■ Entries:
## START
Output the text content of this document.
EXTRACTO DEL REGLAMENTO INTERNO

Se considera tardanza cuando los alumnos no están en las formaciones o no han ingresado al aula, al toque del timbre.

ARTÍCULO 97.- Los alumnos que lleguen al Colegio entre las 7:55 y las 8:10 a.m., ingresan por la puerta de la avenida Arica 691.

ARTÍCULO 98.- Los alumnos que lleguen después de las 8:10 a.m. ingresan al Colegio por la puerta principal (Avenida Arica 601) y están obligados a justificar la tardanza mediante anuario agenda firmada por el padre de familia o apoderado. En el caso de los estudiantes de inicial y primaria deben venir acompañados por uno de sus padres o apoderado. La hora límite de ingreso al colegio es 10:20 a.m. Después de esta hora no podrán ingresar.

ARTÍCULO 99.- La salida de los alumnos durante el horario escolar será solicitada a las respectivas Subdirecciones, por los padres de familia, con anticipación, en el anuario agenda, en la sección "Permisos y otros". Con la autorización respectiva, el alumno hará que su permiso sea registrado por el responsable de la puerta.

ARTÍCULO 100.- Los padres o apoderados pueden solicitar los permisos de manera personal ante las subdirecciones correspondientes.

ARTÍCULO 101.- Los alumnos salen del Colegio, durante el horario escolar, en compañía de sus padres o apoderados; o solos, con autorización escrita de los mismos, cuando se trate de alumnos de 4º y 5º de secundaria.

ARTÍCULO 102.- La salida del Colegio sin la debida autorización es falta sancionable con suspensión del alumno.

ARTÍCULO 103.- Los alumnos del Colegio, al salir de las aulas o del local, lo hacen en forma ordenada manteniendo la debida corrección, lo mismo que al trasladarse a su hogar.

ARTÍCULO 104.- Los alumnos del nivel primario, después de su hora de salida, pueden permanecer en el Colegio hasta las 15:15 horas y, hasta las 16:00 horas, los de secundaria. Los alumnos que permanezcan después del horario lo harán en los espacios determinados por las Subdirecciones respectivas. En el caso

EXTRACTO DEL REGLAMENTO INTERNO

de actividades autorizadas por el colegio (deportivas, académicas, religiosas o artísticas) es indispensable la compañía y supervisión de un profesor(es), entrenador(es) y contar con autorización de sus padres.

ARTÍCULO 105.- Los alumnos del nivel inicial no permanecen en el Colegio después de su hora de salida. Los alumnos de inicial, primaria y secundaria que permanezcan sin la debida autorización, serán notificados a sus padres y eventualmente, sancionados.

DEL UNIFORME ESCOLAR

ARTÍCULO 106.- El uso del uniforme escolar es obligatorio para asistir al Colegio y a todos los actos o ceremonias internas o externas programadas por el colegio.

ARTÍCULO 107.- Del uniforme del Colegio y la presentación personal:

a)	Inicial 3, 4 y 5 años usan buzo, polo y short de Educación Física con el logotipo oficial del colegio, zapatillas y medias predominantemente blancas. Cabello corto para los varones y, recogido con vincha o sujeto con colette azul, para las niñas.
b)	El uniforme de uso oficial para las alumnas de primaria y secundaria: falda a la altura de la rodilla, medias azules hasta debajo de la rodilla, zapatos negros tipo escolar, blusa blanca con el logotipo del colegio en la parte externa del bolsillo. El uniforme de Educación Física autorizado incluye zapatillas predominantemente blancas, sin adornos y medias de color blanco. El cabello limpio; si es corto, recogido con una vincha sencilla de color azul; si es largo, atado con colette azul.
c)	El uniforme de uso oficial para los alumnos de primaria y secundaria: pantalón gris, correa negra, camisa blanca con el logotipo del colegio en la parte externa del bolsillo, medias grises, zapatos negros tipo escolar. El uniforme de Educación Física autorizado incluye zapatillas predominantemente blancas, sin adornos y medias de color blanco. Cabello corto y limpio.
## END
■ What to produce: Leave out every line without the string "compañía" and copy the rest.

■ Result:
ARTÍCULO 101.- Los alumnos salen del Colegio, durante el horario escolar, en compañía de sus padres o apoderados; o solos, con autorización escrita de los mismos, cuando se trate de alumnos de 4º y 5º de secundaria.
de actividades autorizadas por el colegio (deportivas, académicas, religiosas o artísticas) es indispensable la compañía y supervisión de un profesor(es), entrenador(es) y contar con autorización de sus padres.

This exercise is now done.